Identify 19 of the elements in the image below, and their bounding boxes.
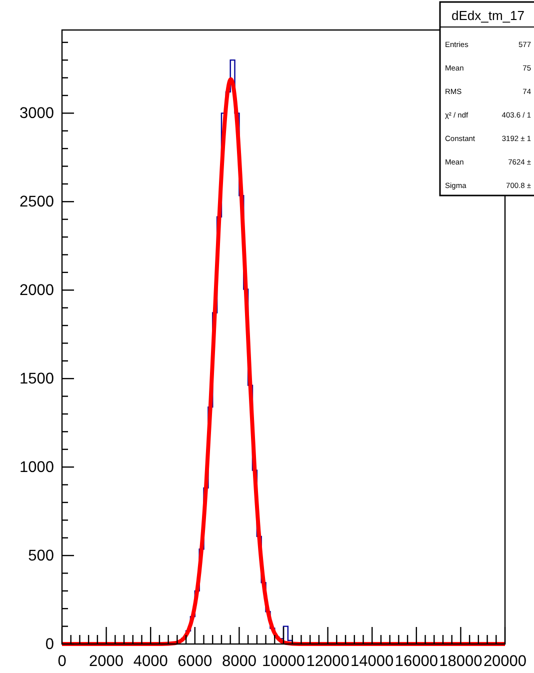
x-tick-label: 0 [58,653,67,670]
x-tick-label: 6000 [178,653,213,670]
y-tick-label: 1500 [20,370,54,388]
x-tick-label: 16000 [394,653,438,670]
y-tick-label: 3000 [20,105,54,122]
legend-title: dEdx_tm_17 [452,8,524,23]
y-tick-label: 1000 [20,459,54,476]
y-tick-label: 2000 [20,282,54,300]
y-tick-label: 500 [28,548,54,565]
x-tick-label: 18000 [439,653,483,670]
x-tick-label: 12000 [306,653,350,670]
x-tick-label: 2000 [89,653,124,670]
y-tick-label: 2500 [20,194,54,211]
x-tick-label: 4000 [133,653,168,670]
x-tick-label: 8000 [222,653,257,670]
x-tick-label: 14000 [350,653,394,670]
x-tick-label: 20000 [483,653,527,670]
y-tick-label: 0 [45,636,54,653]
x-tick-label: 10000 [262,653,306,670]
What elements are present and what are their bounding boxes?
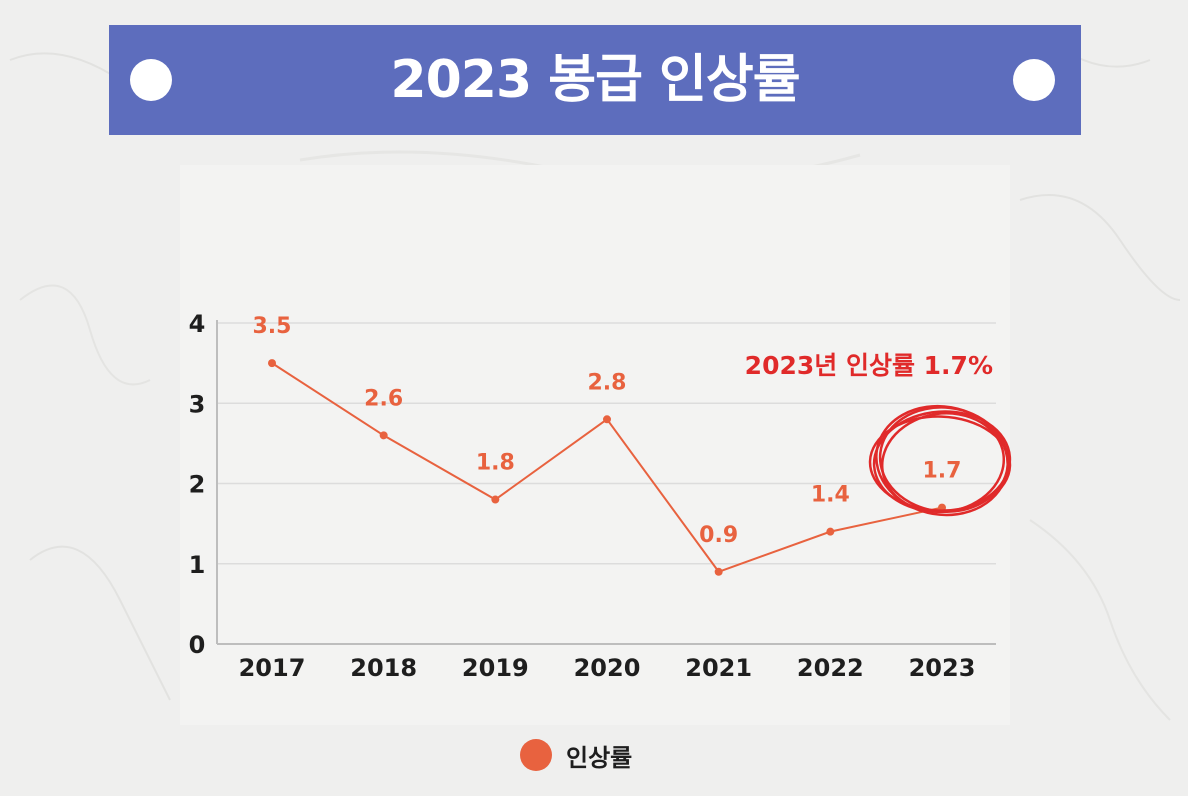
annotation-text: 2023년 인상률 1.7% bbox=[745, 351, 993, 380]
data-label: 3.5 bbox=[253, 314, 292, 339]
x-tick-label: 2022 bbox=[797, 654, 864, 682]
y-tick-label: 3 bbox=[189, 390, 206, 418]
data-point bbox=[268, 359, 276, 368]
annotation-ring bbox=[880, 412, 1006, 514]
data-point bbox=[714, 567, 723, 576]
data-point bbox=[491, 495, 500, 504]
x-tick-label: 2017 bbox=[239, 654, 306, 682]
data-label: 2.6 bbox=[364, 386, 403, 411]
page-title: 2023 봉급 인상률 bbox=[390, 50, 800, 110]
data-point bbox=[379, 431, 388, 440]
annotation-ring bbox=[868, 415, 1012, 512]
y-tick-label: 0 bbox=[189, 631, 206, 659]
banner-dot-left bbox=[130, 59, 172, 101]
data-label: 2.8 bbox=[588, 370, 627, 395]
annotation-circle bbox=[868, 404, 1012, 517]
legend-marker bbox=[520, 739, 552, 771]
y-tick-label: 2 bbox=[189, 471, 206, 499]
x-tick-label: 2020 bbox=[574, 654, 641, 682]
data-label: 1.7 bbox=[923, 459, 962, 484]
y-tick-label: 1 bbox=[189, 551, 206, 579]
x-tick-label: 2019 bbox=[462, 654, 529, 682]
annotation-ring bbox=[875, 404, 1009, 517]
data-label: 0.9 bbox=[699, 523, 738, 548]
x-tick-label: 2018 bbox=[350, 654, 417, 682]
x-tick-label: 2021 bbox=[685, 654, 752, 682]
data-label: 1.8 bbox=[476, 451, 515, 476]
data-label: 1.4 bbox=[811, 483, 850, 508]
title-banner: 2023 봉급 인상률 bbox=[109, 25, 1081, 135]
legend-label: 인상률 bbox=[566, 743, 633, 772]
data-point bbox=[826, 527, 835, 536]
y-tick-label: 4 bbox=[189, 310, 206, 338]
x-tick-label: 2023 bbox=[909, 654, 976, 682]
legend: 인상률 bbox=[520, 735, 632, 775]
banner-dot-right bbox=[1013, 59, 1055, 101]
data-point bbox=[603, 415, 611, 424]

..........

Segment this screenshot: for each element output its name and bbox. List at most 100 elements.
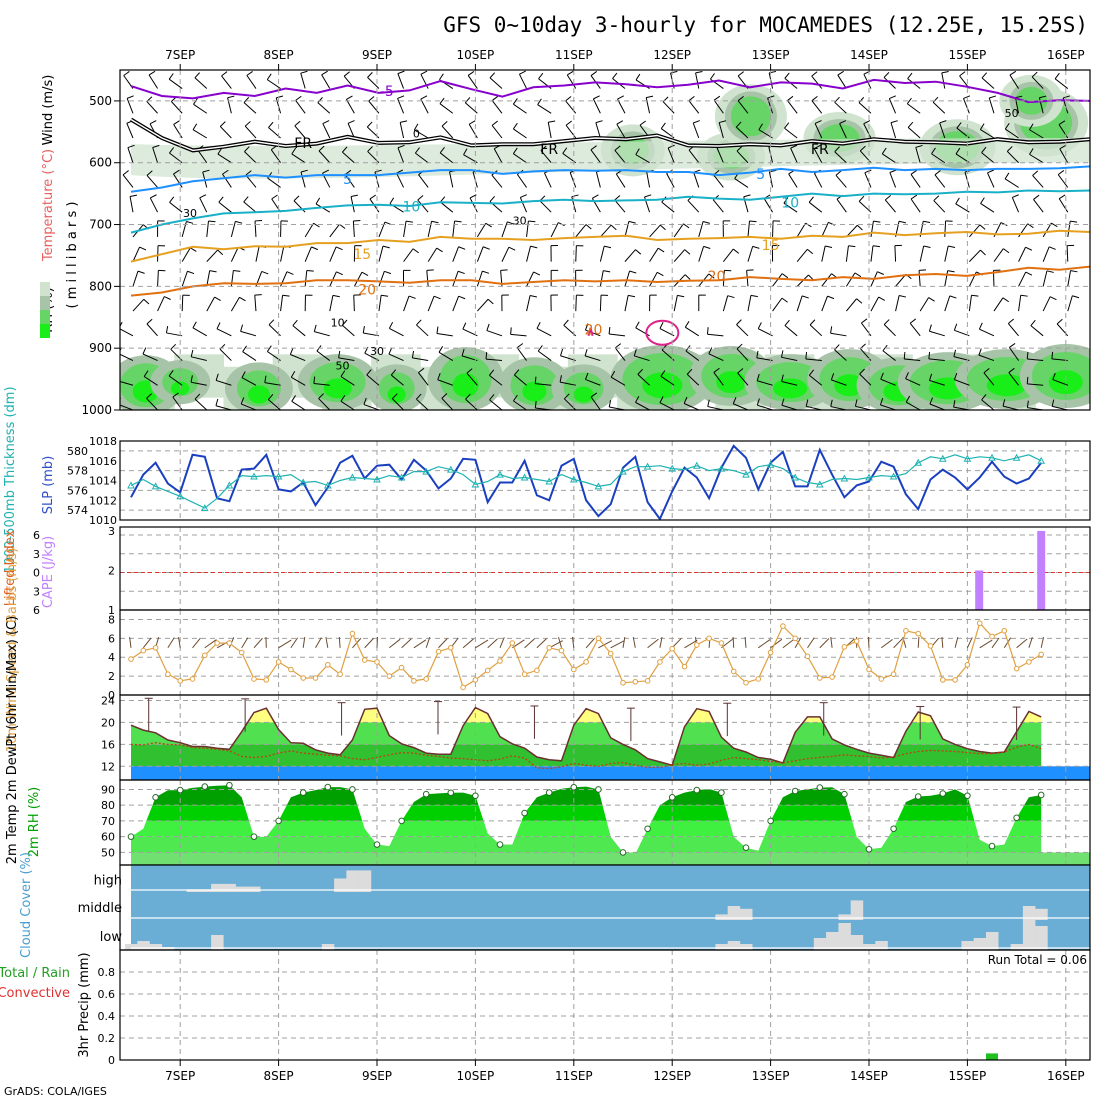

..........

Brief: Please render the lines beginning with the one that contains "Identify 19 of" and ending with the one that contains "x-tick-label: 10000 [262,653,306,670]", both included, as a JSON list of strings with one string per line and no blank lines. Leave the pictures out of the list.

Written response:
[
  "Identify 19 of the elements in the image below, and their bounding boxes.",
  "x-tick-label: 0 [58,653,67,670]",
  "x-tick-label: 6000 [178,653,213,670]",
  "y-tick-label: 1500 [20,370,54,388]",
  "x-tick-label: 16000 [394,653,438,670]",
  "y-tick-label: 3000 [20,105,54,122]",
  "legend-title: dEdx_tm_17 [452,8,524,23]",
  "y-tick-label: 1000 [20,459,54,476]",
  "y-tick-label: 2000 [20,282,54,300]",
  "y-tick-label: 500 [28,548,54,565]",
  "x-tick-label: 18000 [439,653,483,670]",
  "x-tick-label: 12000 [306,653,350,670]",
  "x-tick-label: 2000 [89,653,124,670]",
  "y-tick-label: 2500 [20,194,54,211]",
  "x-tick-label: 4000 [133,653,168,670]",
  "x-tick-label: 8000 [222,653,257,670]",
  "x-tick-label: 14000 [350,653,394,670]",
  "x-tick-label: 20000 [483,653,527,670]",
  "y-tick-label: 0 [45,636,54,653]",
  "x-tick-label: 10000 [262,653,306,670]"
]